Required work.
Gather up the lines that contain "pyopenssl".
***** Supplied material
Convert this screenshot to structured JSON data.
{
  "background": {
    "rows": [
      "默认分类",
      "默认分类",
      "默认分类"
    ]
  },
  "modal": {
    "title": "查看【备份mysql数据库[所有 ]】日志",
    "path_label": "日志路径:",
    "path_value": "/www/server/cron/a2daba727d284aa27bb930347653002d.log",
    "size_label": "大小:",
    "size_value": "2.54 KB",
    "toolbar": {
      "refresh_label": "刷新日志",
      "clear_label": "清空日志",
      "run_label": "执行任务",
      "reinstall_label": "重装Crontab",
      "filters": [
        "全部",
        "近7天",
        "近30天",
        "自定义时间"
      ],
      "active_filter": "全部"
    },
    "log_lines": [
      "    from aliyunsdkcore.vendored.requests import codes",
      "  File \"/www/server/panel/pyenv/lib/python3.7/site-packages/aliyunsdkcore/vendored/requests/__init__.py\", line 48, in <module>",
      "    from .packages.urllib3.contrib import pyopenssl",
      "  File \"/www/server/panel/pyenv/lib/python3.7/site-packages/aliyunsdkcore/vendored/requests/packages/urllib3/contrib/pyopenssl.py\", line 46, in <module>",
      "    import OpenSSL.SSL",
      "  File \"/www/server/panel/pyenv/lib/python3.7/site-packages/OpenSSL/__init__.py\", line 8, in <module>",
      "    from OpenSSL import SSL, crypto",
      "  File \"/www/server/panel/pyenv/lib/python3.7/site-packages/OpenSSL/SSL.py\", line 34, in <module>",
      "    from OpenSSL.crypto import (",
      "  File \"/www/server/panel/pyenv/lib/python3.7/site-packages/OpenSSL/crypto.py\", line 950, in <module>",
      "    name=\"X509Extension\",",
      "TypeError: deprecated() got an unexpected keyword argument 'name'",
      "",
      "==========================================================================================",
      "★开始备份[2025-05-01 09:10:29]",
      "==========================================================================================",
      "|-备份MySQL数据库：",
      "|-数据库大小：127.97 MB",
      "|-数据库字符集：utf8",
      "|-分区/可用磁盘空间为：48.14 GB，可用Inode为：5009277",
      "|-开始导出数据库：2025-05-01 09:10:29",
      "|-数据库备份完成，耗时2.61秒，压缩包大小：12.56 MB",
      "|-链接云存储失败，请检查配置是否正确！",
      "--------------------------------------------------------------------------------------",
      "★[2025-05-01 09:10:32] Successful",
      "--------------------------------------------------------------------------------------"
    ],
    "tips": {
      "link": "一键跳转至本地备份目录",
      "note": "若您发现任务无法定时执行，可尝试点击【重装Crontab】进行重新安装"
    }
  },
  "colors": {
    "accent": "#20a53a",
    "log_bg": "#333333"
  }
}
**********
Reply.
      "    from .packages.urllib3.contrib import pyopenssl",
      "  File \"/www/server/panel/pyenv/lib/python3.7/site-packages/aliyunsdkcore/vendored/requests/packages/urllib3/contrib/pyopenssl.py\", line 46, in <module>",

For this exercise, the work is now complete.